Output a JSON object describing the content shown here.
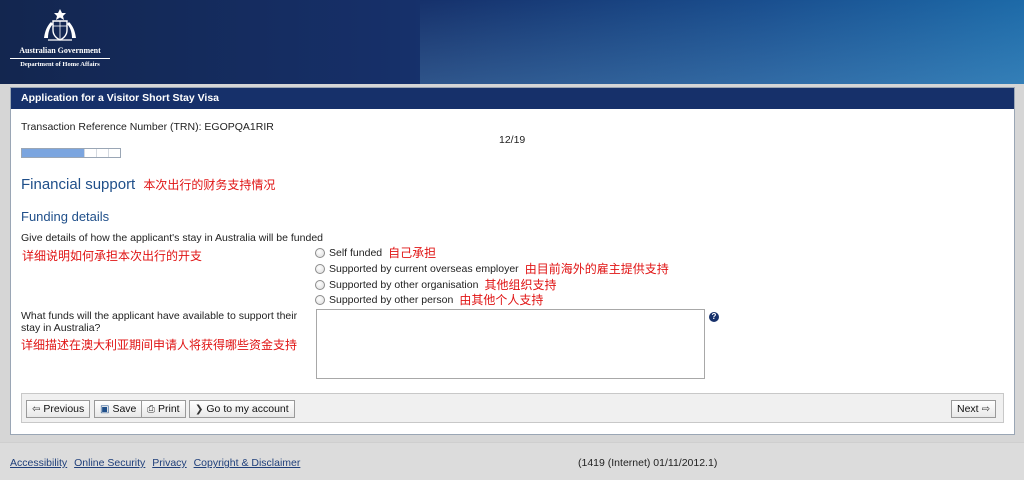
{
  "header": {
    "government": "Australian Government",
    "department": "Department of Home Affairs",
    "icon": "coat-of-arms-icon"
  },
  "panel": {
    "title": "Application for a Visitor Short Stay Visa"
  },
  "trn": "Transaction Reference Number (TRN): EGOPQA1RIR",
  "progress": {
    "label": "12/19",
    "fraction": 0.63
  },
  "section": {
    "title": "Financial support",
    "title_cn": "本次出行的财务支持情况",
    "subtitle": "Funding details"
  },
  "funding_question": {
    "label": "Give details of how the applicant's stay in Australia will be funded",
    "label_cn": "详细说明如何承担本次出行的开支",
    "options": [
      {
        "label": "Self funded",
        "cn": "自己承担"
      },
      {
        "label": "Supported by current overseas employer",
        "cn": "由目前海外的雇主提供支持"
      },
      {
        "label": "Supported by other organisation",
        "cn": "其他组织支持"
      },
      {
        "label": "Supported by other person",
        "cn": "由其他个人支持"
      }
    ]
  },
  "funds_question": {
    "label": "What funds will the applicant have available to support their stay in Australia?",
    "label_cn": "详细描述在澳大利亚期间申请人将获得哪些资金支持",
    "value": "",
    "help": "?"
  },
  "toolbar": {
    "previous": "Previous",
    "save": "Save",
    "print": "Print",
    "account": "Go to my account",
    "next": "Next"
  },
  "footer": {
    "links": [
      "Accessibility",
      "Online Security",
      "Privacy",
      "Copyright & Disclaimer"
    ],
    "version": "(1419 (Internet) 01/11/2012.1)"
  },
  "colors": {
    "brand_navy": "#16306a",
    "heading_blue": "#1f4f8a",
    "annotation_red": "#e01414",
    "progress_fill": "#7ba5df"
  }
}
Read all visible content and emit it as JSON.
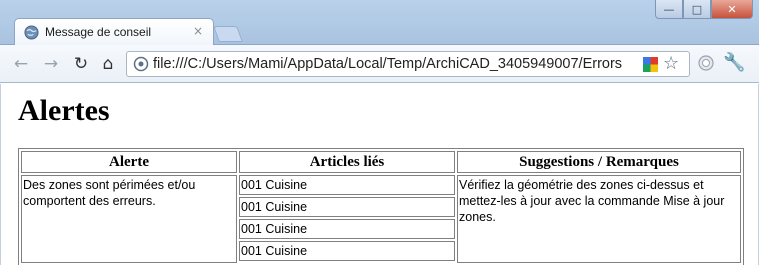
{
  "browser": {
    "tab_title": "Message de conseil",
    "tab_close": "×",
    "url": "file:///C:/Users/Mami/AppData/Local/Temp/ArchiCAD_3405949007/Errors",
    "window_controls": {
      "minimize": "—",
      "maximize": "□",
      "close": "✕"
    },
    "nav": {
      "back": "←",
      "forward": "→",
      "reload": "↻",
      "home": "⌂"
    },
    "star": "☆",
    "wrench": "🔧"
  },
  "page": {
    "heading": "Alertes",
    "table": {
      "headers": [
        "Alerte",
        "Articles liés",
        "Suggestions / Remarques"
      ],
      "rows": [
        {
          "alert": "Des zones sont périmées et/ou comportent des erreurs.",
          "items": [
            "001 Cuisine",
            "001 Cuisine",
            "001 Cuisine",
            "001 Cuisine"
          ],
          "suggestion": "Vérifiez la géométrie des zones ci-dessus et mettez-les à jour avec la commande Mise à jour zones."
        }
      ]
    }
  }
}
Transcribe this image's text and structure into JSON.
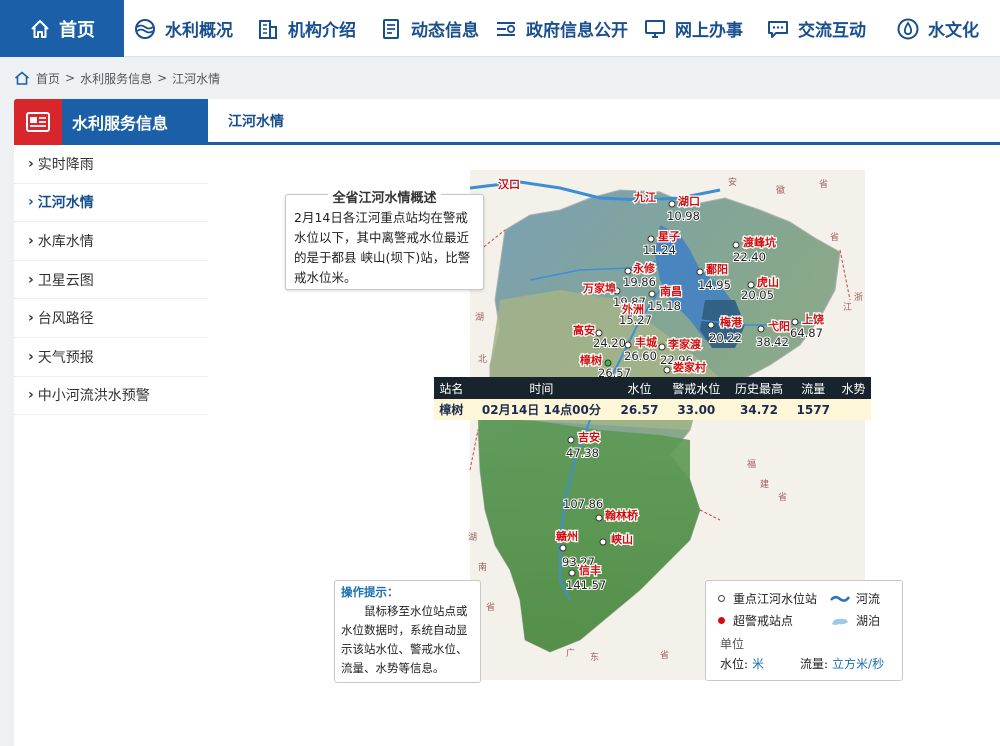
{
  "nav": {
    "home": "首页",
    "items": [
      "水利概况",
      "机构介绍",
      "动态信息",
      "政府信息公开",
      "网上办事",
      "交流互动",
      "水文化"
    ]
  },
  "breadcrumb": [
    "首页",
    "水利服务信息",
    "江河水情"
  ],
  "sidebar": {
    "title": "水利服务信息",
    "items": [
      "实时降雨",
      "江河水情",
      "水库水情",
      "卫星云图",
      "台风路径",
      "天气预报",
      "中小河流洪水预警"
    ],
    "active_index": 1
  },
  "tab": {
    "label": "江河水情"
  },
  "summary": {
    "title": "全省江河水情概述",
    "text": "2月14日各江河重点站均在警戒水位以下，其中离警戒水位最近的是于都县 峡山(坝下)站，比警戒水位米。"
  },
  "map": {
    "stations": [
      {
        "name": "汉口",
        "value": ""
      },
      {
        "name": "九江",
        "value": ""
      },
      {
        "name": "湖口",
        "value": "10.98"
      },
      {
        "name": "星子",
        "value": "11.24"
      },
      {
        "name": "渡峰坑",
        "value": "22.40"
      },
      {
        "name": "永修",
        "value": "19.86"
      },
      {
        "name": "鄱阳",
        "value": "14.95"
      },
      {
        "name": "虎山",
        "value": "20.05"
      },
      {
        "name": "万家埠",
        "value": "19.87"
      },
      {
        "name": "南昌",
        "value": "15.18"
      },
      {
        "name": "外洲",
        "value": "15.27"
      },
      {
        "name": "梅港",
        "value": "20.22"
      },
      {
        "name": "弋阳",
        "value": "38.42"
      },
      {
        "name": "上饶",
        "value": "64.87"
      },
      {
        "name": "高安",
        "value": "24.20"
      },
      {
        "name": "丰城",
        "value": "26.60"
      },
      {
        "name": "李家渡",
        "value": "22.96"
      },
      {
        "name": "樟树",
        "value": "26.57"
      },
      {
        "name": "娄家村",
        "value": ""
      },
      {
        "name": "吉安",
        "value": "47.38"
      },
      {
        "name": "翰林桥",
        "value": "107.86"
      },
      {
        "name": "赣州",
        "value": "93.27"
      },
      {
        "name": "峡山",
        "value": ""
      },
      {
        "name": "信丰",
        "value": "141.57"
      }
    ],
    "province_marks": [
      "安",
      "徽",
      "省",
      "省",
      "浙",
      "江",
      "湖",
      "北",
      "省",
      "福",
      "建",
      "省",
      "湖",
      "南",
      "省",
      "广",
      "东",
      "省"
    ]
  },
  "station_table": {
    "headers": [
      "站名",
      "时间",
      "水位",
      "警戒水位",
      "历史最高",
      "流量",
      "水势"
    ],
    "row": [
      "樟树",
      "02月14日 14点00分",
      "26.57",
      "33.00",
      "34.72",
      "1577",
      ""
    ]
  },
  "tips": {
    "title": "操作提示：",
    "text": "鼠标移至水位站点或水位数据时，系统自动显示该站水位、警戒水位、流量、水势等信息。"
  },
  "legend": {
    "key_station": "重点江河水位站",
    "over_warning": "超警戒站点",
    "river": "河流",
    "lake": "湖泊",
    "unit_title": "单位",
    "water_level_label": "水位:",
    "water_level_unit": "米",
    "flow_label": "流量:",
    "flow_unit": "立方米/秒"
  },
  "colors": {
    "nav_blue": "#1a5fa8",
    "sidebar_red": "#d7262c",
    "station_red": "#d01010",
    "table_header": "#17242d",
    "table_row": "#fdf7d7"
  }
}
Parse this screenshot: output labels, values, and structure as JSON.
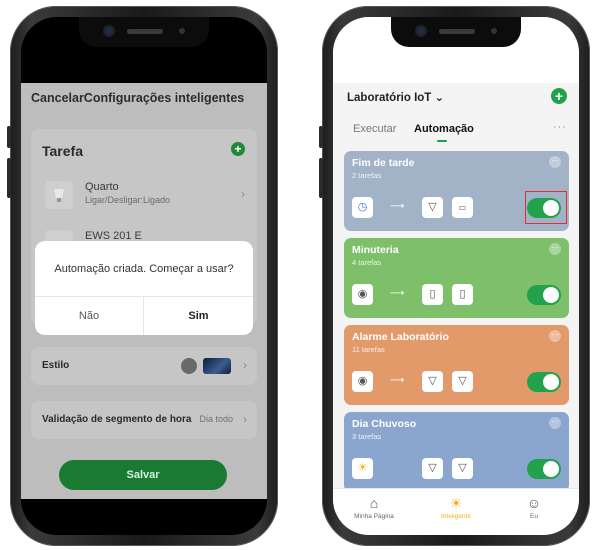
{
  "left": {
    "header": "CancelarConfigurações inteligentes",
    "task_section_title": "Tarefa",
    "plus_icon": "+",
    "tasks": [
      {
        "name": "Quarto",
        "sub": "Ligar/Desligar:Ligado"
      },
      {
        "name": "EWS 201 E",
        "sub": ""
      }
    ],
    "style_label": "Estilo",
    "validation_label": "Validação de segmento de hora",
    "validation_value": "Dia todo",
    "save_label": "Salvar",
    "dialog": {
      "message": "Automação criada. Começar a usar?",
      "no": "Não",
      "yes": "Sim"
    },
    "chevron": "›"
  },
  "right": {
    "home_title": "Laboratório IoT ⌄",
    "add_icon": "+",
    "tabs": {
      "execute": "Executar",
      "automation": "Automação",
      "more": "···"
    },
    "automations": [
      {
        "title": "Fim de tarde",
        "subtitle": "2 tarefas",
        "color": "#a3b3c7",
        "enabled": 1,
        "highlighted": true
      },
      {
        "title": "Minuteria",
        "subtitle": "4 tarefas",
        "color": "#7ebf6a",
        "enabled": 1,
        "highlighted": false
      },
      {
        "title": "Alarme Laboratório",
        "subtitle": "11 tarefas",
        "color": "#e39a6a",
        "enabled": 1,
        "highlighted": false
      },
      {
        "title": "Dia Chuvoso",
        "subtitle": "3 tarefas",
        "color": "#8aa6cf",
        "enabled": 1,
        "highlighted": false
      }
    ],
    "card_more": "···",
    "arrow": "⟶",
    "nav": [
      {
        "label": "Minha Página",
        "icon": "⌂",
        "color": "#555555"
      },
      {
        "label": "Inteligente",
        "icon": "☀",
        "color": "#f1b21a"
      },
      {
        "label": "Eu",
        "icon": "☺",
        "color": "#555555"
      }
    ],
    "accent": "#1ea24a"
  }
}
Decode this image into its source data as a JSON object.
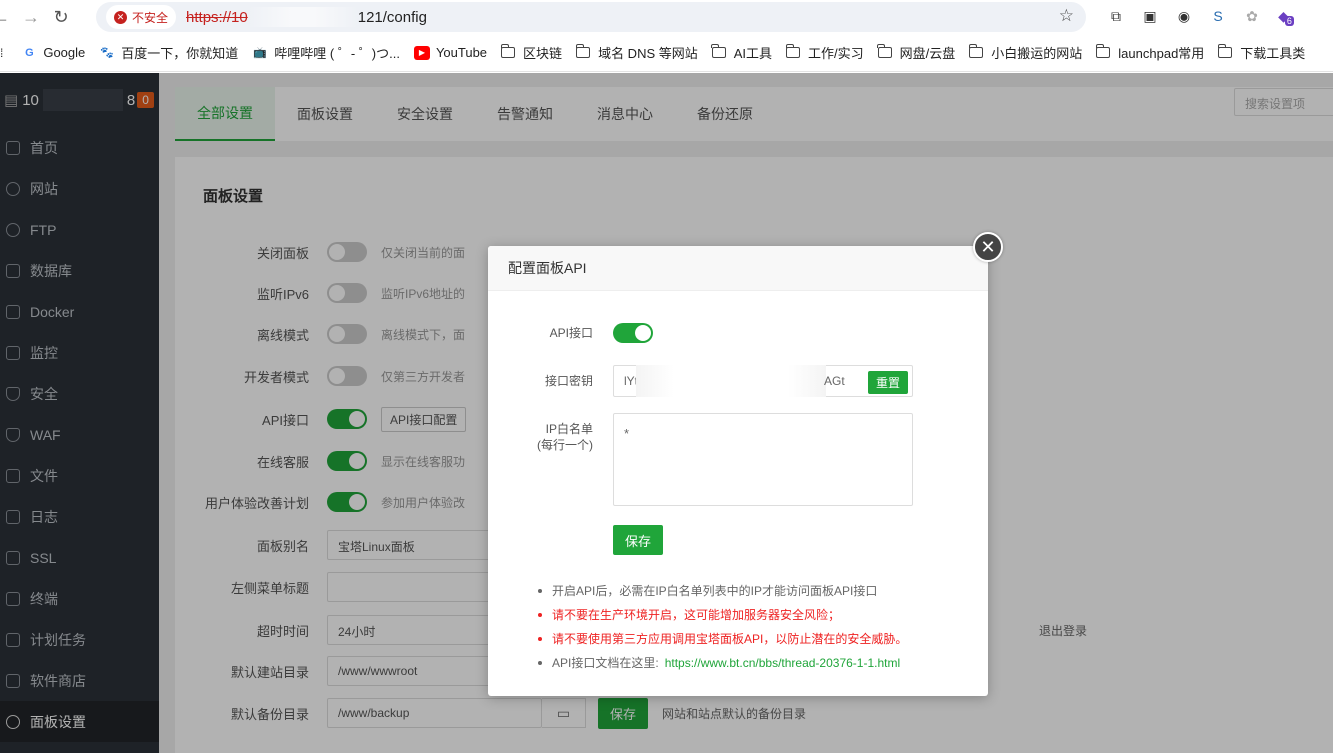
{
  "browser": {
    "insecure_label": "不安全",
    "url_scheme": "https://10",
    "url_tail": "121/config",
    "bookmarks": [
      {
        "label": "Google",
        "icon": "google-icon"
      },
      {
        "label": "百度一下，你就知道",
        "icon": "baidu-icon"
      },
      {
        "label": "哔哩哔哩 ( ゜- ゜)つ...",
        "icon": "bilibili-icon"
      },
      {
        "label": "YouTube",
        "icon": "youtube-icon"
      },
      {
        "label": "区块链",
        "icon": "folder-icon"
      },
      {
        "label": "域名 DNS 等网站",
        "icon": "folder-icon"
      },
      {
        "label": "AI工具",
        "icon": "folder-icon"
      },
      {
        "label": "工作/实习",
        "icon": "folder-icon"
      },
      {
        "label": "网盘/云盘",
        "icon": "folder-icon"
      },
      {
        "label": "小白搬运的网站",
        "icon": "folder-icon"
      },
      {
        "label": "launchpad常用",
        "icon": "folder-icon"
      },
      {
        "label": "下载工具类",
        "icon": "folder-icon"
      }
    ],
    "ext_badge": "6"
  },
  "sidebar": {
    "server_prefix": "10",
    "server_suffix": "8",
    "alert_count": "0",
    "items": [
      {
        "label": "首页",
        "icon": "home-icon"
      },
      {
        "label": "网站",
        "icon": "globe-icon"
      },
      {
        "label": "FTP",
        "icon": "ftp-icon"
      },
      {
        "label": "数据库",
        "icon": "database-icon"
      },
      {
        "label": "Docker",
        "icon": "docker-icon"
      },
      {
        "label": "监控",
        "icon": "monitor-icon"
      },
      {
        "label": "安全",
        "icon": "shield-icon"
      },
      {
        "label": "WAF",
        "icon": "waf-icon"
      },
      {
        "label": "文件",
        "icon": "folder-icon"
      },
      {
        "label": "日志",
        "icon": "log-icon"
      },
      {
        "label": "SSL",
        "icon": "ssl-icon"
      },
      {
        "label": "终端",
        "icon": "terminal-icon"
      },
      {
        "label": "计划任务",
        "icon": "cron-icon"
      },
      {
        "label": "软件商店",
        "icon": "store-icon"
      },
      {
        "label": "面板设置",
        "icon": "gear-icon"
      }
    ]
  },
  "tabs": [
    "全部设置",
    "面板设置",
    "安全设置",
    "告警通知",
    "消息中心",
    "备份还原"
  ],
  "search_placeholder": "搜索设置项",
  "panel": {
    "title": "面板设置",
    "rows": {
      "close_panel": {
        "label": "关闭面板",
        "desc": "仅关闭当前的面"
      },
      "ipv6": {
        "label": "监听IPv6",
        "desc": "监听IPv6地址的"
      },
      "offline": {
        "label": "离线模式",
        "desc": "离线模式下，面"
      },
      "dev": {
        "label": "开发者模式",
        "desc": "仅第三方开发者"
      },
      "api": {
        "label": "API接口",
        "btn": "API接口配置"
      },
      "online_service": {
        "label": "在线客服",
        "desc": "显示在线客服功"
      },
      "ux": {
        "label": "用户体验改善计划",
        "desc": "参加用户体验改"
      },
      "alias": {
        "label": "面板别名",
        "value": "宝塔Linux面板"
      },
      "menu_title": {
        "label": "左侧菜单标题",
        "value": ""
      },
      "timeout": {
        "label": "超时时间",
        "value": "24小时",
        "note": "退出登录"
      },
      "site_dir": {
        "label": "默认建站目录",
        "value": "/www/wwwroot"
      },
      "backup_dir": {
        "label": "默认备份目录",
        "value": "/www/backup",
        "save": "保存",
        "note": "网站和站点默认的备份目录"
      }
    }
  },
  "modal": {
    "title": "配置面板API",
    "api_label": "API接口",
    "key_label": "接口密钥",
    "key_start": "lYt",
    "key_end": "AGt",
    "reset": "重置",
    "ip_label_1": "IP白名单",
    "ip_label_2": "(每行一个)",
    "ip_value": "*",
    "save": "保存",
    "notes": [
      {
        "text": "开启API后，必需在IP白名单列表中的IP才能访问面板API接口",
        "red": false
      },
      {
        "text": "请不要在生产环境开启，这可能增加服务器安全风险；",
        "red": true
      },
      {
        "text": "请不要使用第三方应用调用宝塔面板API，以防止潜在的安全威胁。",
        "red": true
      }
    ],
    "doc_text": "API接口文档在这里:",
    "doc_link": "https://www.bt.cn/bbs/thread-20376-1-1.html"
  },
  "colors": {
    "accent": "#20a53a",
    "danger": "#e22222",
    "sidebar": "#2c3138"
  }
}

▶ _Task statement_
Pick out each line that holds the string "into".

▶ _Answer for this exercise_
Transcribe this image's text and structure into JSON.
Decode this image into its source data as a JSON object.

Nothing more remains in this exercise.